Set task | Pick out and copy every line below that has the word "的意思是什么".

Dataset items

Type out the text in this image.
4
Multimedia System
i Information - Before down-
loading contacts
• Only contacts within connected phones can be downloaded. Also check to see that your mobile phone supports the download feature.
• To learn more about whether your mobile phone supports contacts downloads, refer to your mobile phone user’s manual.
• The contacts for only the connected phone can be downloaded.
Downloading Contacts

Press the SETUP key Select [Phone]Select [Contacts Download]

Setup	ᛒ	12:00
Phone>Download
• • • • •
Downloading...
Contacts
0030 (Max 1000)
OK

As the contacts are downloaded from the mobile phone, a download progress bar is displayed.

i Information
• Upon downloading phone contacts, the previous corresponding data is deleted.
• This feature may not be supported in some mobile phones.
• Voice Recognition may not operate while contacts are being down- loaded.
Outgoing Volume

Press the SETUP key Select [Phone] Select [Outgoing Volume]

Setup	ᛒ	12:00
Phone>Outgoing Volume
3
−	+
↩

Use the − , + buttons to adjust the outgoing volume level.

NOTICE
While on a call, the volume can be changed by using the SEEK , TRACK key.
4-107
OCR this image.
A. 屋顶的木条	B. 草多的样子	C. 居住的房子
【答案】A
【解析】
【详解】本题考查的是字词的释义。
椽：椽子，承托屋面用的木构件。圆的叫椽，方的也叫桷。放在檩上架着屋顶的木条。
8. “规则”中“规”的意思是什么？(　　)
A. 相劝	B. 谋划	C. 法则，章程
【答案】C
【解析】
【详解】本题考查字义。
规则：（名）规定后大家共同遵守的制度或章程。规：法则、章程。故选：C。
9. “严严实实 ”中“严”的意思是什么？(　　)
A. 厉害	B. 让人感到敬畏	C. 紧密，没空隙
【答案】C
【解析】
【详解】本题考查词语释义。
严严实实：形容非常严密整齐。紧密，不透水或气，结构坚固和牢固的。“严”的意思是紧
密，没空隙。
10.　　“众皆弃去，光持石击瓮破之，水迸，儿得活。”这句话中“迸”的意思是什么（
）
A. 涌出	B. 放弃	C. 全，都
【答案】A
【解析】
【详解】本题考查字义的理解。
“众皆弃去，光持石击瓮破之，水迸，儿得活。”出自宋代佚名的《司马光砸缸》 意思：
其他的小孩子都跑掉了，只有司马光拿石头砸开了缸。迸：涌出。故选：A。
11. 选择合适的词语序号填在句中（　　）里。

Solved problem |
8. “规则”中“规”的意思是什么？(　　)
9. “严严实实 ”中“严”的意思是什么？(　　)
10.　　“众皆弃去，光持石击瓮破之，水迸，儿得活。”这句话中“迸”的意思是什么（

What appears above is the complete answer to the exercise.